Prompt → Copy down every line where the string "xlabel" shows up.

Figure collection entries:
+ + + + +
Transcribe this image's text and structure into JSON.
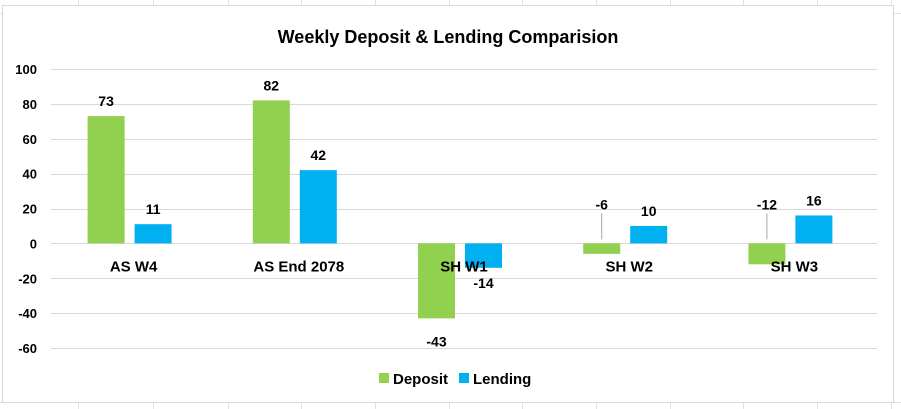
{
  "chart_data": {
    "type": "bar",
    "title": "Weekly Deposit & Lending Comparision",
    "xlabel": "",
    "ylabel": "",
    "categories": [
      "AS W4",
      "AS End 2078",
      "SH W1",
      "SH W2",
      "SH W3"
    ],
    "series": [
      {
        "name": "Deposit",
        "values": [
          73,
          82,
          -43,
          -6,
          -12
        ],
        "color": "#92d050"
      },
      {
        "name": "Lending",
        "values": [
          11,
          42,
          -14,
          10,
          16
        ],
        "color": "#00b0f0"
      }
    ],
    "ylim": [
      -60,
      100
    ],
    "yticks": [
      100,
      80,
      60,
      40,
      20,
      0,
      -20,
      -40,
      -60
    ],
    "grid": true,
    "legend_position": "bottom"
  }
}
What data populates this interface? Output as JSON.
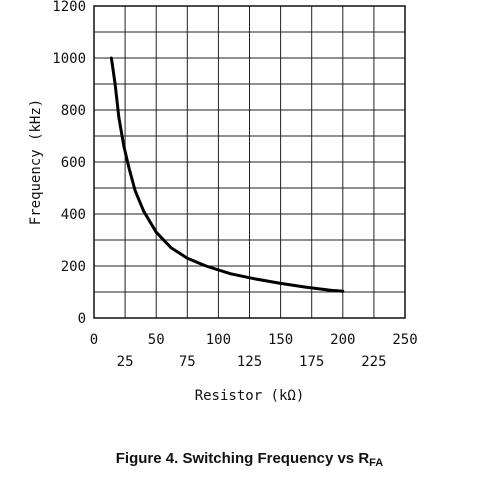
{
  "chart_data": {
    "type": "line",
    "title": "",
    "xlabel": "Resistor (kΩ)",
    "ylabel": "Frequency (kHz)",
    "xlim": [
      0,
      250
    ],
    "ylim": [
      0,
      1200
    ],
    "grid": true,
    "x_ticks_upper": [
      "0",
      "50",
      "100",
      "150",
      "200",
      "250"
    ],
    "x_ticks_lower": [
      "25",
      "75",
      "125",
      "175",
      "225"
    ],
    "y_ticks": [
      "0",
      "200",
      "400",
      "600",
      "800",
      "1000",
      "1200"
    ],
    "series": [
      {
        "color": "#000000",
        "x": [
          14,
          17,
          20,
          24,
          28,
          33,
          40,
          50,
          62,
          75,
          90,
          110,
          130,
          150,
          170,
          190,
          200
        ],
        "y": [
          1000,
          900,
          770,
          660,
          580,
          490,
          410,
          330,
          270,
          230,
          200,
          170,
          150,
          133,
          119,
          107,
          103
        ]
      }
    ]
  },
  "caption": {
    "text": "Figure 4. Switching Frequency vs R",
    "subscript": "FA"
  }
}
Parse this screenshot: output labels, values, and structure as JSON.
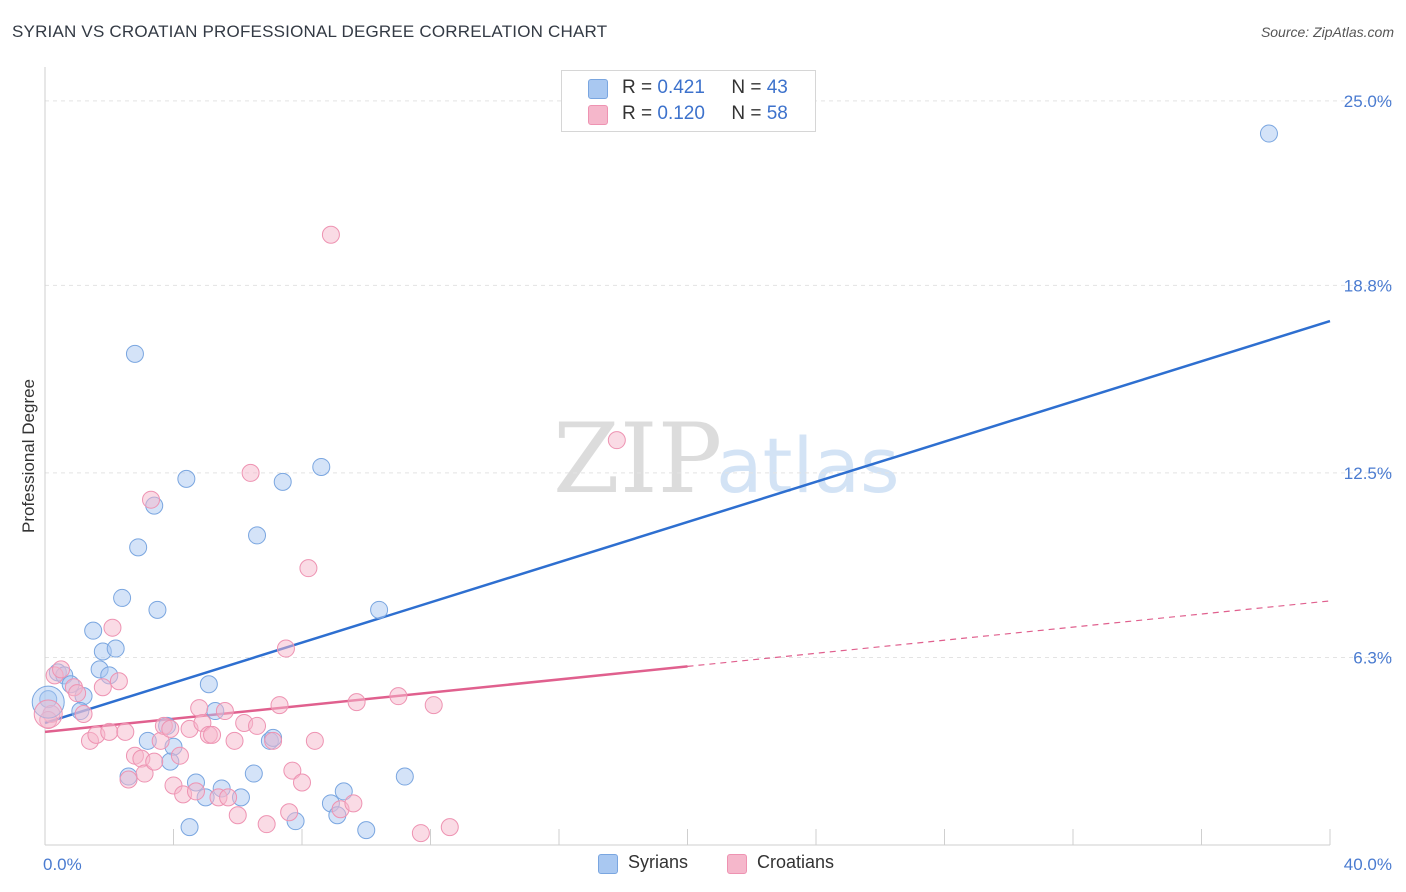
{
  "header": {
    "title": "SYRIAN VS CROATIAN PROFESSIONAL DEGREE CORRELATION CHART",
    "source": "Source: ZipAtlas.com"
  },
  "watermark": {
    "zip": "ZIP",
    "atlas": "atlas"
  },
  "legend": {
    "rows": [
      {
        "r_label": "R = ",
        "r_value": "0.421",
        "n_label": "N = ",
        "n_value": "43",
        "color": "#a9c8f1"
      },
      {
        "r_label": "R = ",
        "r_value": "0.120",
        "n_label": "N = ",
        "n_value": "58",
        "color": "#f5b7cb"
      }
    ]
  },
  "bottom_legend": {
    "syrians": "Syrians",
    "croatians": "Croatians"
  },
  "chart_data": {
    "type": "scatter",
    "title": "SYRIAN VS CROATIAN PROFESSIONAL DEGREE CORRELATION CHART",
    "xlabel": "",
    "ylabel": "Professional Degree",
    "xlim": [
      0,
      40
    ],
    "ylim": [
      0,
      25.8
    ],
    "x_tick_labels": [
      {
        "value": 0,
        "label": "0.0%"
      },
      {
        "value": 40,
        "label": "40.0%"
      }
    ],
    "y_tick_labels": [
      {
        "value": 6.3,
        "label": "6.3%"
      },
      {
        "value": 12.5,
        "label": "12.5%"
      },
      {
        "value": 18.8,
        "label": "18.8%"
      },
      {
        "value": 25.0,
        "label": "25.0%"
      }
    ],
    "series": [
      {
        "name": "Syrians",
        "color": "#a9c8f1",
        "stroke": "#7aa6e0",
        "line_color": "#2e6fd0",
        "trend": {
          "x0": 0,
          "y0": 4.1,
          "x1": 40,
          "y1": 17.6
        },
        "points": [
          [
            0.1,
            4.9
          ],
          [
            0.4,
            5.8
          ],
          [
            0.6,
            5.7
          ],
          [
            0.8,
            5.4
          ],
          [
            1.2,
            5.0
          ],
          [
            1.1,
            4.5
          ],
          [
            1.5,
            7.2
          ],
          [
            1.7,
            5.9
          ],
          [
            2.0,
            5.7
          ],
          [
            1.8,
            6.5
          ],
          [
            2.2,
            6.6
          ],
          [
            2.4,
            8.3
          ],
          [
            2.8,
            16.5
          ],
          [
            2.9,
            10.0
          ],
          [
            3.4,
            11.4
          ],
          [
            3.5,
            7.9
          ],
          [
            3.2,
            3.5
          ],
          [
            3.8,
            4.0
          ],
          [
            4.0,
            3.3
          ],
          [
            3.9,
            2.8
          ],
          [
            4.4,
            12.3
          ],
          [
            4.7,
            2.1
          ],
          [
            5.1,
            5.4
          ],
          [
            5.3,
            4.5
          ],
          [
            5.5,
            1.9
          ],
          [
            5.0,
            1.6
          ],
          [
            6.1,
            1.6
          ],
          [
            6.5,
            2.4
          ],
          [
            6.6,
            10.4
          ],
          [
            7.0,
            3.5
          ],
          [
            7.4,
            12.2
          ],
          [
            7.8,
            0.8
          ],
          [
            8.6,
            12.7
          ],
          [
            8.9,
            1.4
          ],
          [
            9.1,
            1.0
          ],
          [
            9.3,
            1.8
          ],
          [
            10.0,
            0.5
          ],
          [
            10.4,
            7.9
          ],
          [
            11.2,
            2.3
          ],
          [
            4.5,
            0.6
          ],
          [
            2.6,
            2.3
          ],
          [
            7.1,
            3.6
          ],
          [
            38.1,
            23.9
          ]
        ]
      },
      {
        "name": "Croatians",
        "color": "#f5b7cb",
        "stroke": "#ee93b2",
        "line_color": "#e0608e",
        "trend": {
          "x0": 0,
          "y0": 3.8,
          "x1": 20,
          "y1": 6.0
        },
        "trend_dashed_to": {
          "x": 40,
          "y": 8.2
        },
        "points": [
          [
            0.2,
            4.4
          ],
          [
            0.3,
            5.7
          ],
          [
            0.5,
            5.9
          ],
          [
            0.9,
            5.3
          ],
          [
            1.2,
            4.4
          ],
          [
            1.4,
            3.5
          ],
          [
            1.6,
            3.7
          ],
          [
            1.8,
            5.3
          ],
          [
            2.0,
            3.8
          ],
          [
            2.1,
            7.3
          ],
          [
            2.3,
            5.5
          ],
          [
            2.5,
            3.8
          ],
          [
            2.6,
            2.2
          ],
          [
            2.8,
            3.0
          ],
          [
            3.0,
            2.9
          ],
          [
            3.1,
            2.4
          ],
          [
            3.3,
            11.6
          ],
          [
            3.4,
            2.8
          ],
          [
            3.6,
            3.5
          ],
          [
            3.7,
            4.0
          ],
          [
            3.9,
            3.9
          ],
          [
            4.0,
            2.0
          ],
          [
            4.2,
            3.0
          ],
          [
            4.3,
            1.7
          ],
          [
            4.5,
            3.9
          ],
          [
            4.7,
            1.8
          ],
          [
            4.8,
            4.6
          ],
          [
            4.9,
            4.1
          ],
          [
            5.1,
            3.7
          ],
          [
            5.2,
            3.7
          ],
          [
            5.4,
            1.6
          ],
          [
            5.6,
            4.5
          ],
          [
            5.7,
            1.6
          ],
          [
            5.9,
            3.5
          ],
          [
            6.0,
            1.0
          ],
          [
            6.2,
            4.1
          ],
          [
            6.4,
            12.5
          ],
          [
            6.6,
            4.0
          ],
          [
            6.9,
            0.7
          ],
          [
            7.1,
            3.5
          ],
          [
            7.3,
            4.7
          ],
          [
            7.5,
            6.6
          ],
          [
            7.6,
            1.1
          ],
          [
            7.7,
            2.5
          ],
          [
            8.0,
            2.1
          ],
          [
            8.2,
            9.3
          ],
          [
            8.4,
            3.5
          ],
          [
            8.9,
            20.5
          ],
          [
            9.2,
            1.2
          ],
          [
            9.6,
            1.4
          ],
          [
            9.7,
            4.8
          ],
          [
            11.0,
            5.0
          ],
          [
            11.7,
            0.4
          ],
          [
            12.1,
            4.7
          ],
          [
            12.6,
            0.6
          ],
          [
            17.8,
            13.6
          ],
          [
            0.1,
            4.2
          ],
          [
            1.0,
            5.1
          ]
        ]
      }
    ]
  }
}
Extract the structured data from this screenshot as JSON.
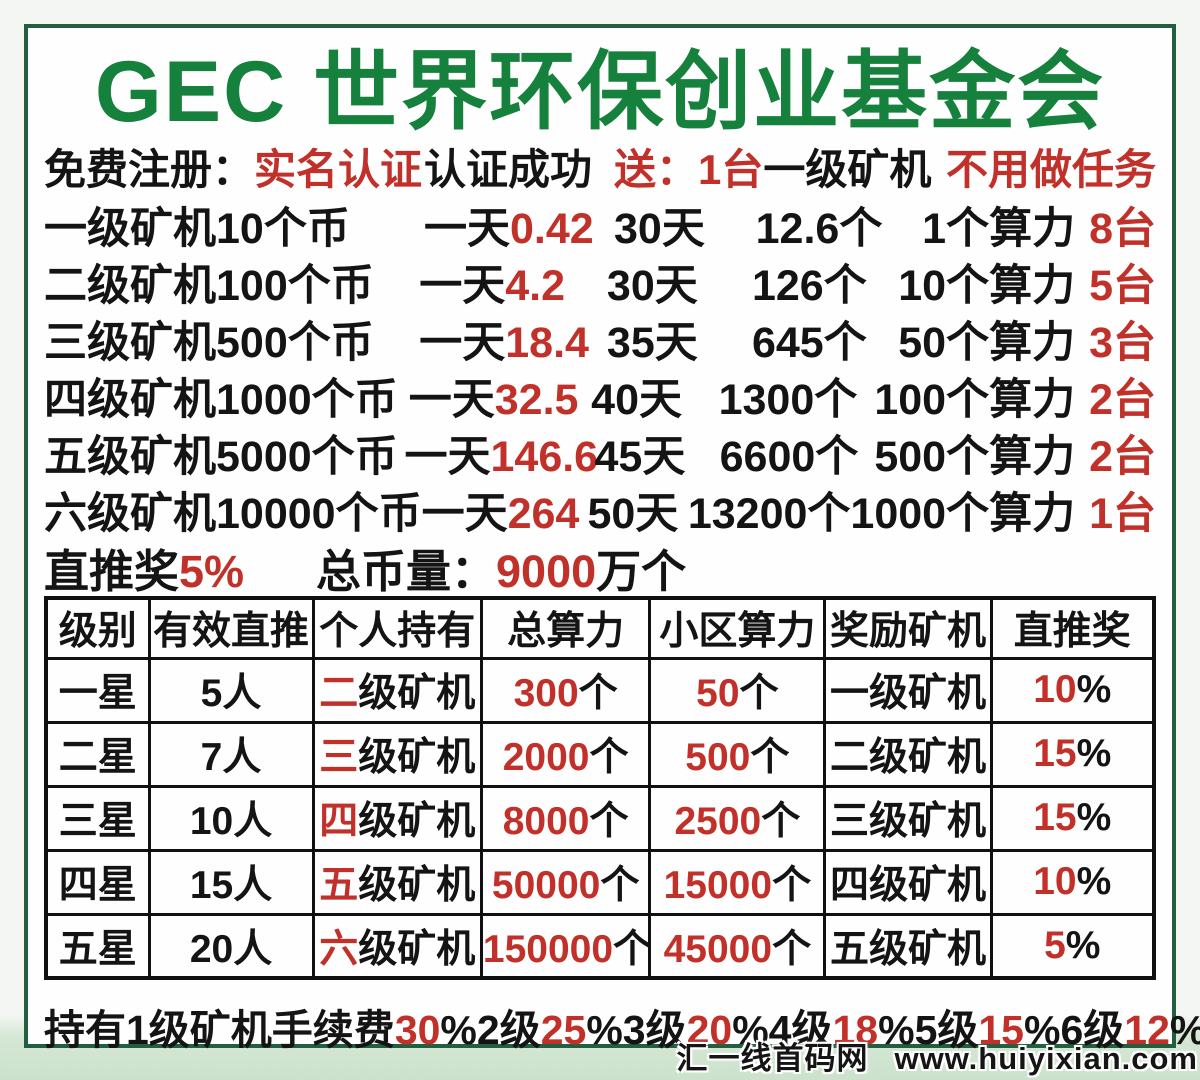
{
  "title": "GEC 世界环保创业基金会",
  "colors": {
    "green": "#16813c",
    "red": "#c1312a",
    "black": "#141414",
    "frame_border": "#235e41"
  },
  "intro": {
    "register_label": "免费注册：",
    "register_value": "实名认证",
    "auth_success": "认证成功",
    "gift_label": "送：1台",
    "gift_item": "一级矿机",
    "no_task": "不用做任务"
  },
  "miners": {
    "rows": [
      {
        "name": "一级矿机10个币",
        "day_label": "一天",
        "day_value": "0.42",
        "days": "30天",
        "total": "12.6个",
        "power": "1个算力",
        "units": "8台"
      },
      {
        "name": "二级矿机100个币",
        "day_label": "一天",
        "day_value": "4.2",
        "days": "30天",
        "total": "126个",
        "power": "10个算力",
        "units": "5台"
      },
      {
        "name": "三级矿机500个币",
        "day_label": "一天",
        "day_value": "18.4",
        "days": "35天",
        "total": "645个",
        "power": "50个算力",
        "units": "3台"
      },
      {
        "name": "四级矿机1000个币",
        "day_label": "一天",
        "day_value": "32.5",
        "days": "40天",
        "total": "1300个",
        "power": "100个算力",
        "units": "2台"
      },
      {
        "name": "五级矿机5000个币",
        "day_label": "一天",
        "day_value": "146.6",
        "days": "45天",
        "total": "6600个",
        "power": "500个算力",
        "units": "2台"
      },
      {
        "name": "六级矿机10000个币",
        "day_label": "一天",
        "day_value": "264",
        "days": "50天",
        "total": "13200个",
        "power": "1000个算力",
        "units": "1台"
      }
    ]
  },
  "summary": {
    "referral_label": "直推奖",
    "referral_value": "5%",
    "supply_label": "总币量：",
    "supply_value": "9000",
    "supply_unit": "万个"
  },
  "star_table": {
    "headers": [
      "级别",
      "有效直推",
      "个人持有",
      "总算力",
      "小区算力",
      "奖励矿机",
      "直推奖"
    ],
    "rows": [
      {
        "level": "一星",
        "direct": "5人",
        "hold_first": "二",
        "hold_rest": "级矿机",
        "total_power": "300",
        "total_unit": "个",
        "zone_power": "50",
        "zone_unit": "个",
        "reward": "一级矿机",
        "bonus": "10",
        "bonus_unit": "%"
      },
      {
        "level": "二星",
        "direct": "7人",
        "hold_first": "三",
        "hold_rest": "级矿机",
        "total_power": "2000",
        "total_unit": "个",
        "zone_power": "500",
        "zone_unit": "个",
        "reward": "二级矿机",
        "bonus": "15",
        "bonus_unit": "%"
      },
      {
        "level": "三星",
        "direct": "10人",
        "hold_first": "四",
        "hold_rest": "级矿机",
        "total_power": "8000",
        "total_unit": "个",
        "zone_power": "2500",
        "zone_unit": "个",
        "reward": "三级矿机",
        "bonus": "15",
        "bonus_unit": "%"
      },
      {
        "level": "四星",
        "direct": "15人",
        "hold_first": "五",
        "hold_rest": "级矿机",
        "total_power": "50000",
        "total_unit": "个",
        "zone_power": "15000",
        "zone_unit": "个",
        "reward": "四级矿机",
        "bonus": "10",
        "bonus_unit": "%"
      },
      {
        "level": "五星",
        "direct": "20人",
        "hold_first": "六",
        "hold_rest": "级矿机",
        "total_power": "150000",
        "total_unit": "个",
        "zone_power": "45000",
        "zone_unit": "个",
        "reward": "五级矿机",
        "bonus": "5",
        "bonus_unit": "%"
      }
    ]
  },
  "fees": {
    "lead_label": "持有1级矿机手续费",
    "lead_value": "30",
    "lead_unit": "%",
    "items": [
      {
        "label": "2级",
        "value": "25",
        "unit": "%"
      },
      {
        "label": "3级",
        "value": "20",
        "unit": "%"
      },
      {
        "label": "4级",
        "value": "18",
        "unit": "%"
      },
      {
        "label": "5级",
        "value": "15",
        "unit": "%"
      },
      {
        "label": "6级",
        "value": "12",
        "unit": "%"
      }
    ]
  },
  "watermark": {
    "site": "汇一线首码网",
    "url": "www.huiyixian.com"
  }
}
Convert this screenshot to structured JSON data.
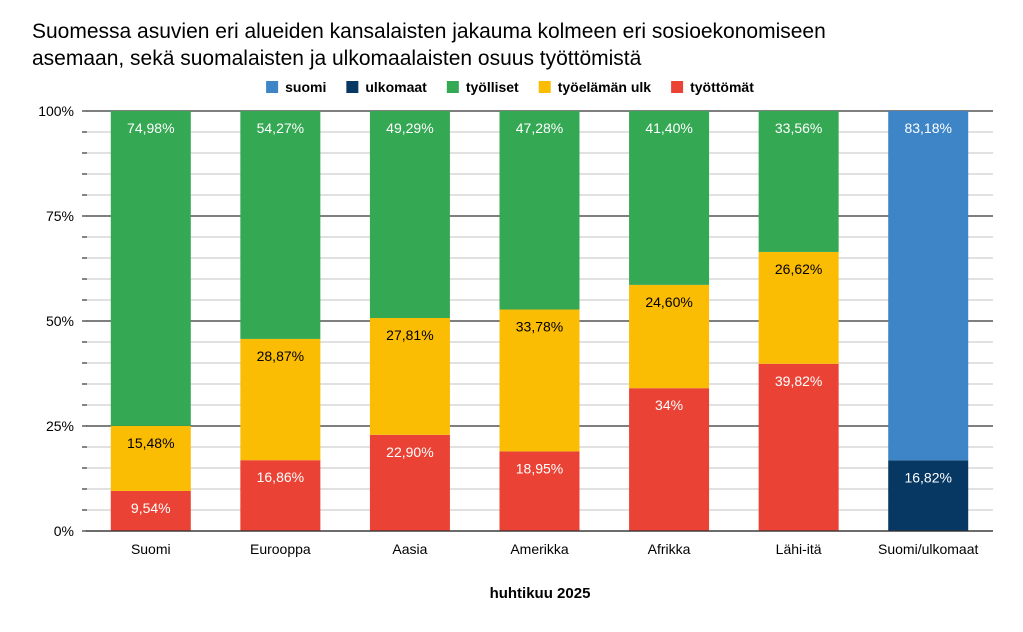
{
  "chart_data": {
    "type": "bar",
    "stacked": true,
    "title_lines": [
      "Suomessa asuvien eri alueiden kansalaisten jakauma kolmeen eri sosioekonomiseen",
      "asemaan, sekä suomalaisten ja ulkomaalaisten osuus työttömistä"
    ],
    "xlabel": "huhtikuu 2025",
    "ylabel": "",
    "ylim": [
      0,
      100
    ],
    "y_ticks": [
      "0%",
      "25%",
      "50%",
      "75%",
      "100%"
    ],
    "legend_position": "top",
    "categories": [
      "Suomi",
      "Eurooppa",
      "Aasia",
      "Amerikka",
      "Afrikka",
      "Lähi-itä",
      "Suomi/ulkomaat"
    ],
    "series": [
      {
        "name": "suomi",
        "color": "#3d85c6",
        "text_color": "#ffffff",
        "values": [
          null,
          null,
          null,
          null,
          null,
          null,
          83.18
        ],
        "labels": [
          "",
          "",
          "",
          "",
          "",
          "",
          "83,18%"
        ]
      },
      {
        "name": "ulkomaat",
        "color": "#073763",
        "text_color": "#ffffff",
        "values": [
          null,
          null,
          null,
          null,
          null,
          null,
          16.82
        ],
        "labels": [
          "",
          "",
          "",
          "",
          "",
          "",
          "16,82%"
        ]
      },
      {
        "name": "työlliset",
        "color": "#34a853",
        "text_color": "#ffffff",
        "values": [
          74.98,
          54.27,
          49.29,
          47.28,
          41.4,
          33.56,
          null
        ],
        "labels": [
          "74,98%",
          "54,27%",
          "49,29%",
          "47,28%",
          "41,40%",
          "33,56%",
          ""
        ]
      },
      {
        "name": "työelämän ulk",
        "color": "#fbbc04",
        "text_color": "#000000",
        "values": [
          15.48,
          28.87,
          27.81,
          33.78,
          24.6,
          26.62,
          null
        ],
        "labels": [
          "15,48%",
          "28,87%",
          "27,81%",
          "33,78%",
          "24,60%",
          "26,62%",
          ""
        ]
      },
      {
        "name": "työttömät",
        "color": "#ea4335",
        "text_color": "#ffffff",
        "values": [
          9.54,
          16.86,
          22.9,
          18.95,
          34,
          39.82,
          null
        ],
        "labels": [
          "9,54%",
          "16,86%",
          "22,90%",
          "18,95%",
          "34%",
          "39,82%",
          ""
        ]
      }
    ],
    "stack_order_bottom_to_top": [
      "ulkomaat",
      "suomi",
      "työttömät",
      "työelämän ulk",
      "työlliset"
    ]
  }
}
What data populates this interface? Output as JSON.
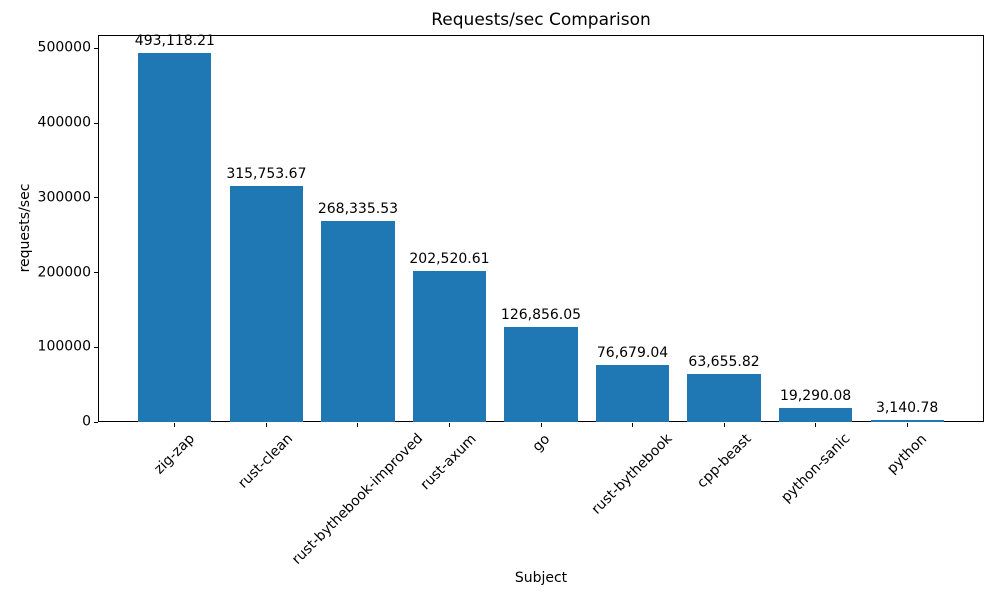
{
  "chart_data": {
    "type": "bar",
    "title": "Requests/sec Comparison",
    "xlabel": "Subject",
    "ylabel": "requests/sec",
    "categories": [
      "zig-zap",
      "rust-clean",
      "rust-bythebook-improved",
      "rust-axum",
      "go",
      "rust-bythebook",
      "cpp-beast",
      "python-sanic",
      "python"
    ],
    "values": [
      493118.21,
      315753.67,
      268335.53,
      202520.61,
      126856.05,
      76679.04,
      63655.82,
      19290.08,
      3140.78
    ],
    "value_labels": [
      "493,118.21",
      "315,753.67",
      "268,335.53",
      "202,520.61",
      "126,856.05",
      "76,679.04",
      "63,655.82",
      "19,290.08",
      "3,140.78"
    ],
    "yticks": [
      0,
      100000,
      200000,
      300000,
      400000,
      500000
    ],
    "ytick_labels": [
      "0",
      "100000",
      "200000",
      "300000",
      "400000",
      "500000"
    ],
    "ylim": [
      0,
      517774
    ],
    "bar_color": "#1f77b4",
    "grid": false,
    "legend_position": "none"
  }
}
+ + + + +
Exercise response →
    "xlabel": "",
    "xlabel": "Resistor (kΩ)",
    "xlabel": "",
    "xlabel": "huhtikuu 2025",
    "xlabel": "Subject",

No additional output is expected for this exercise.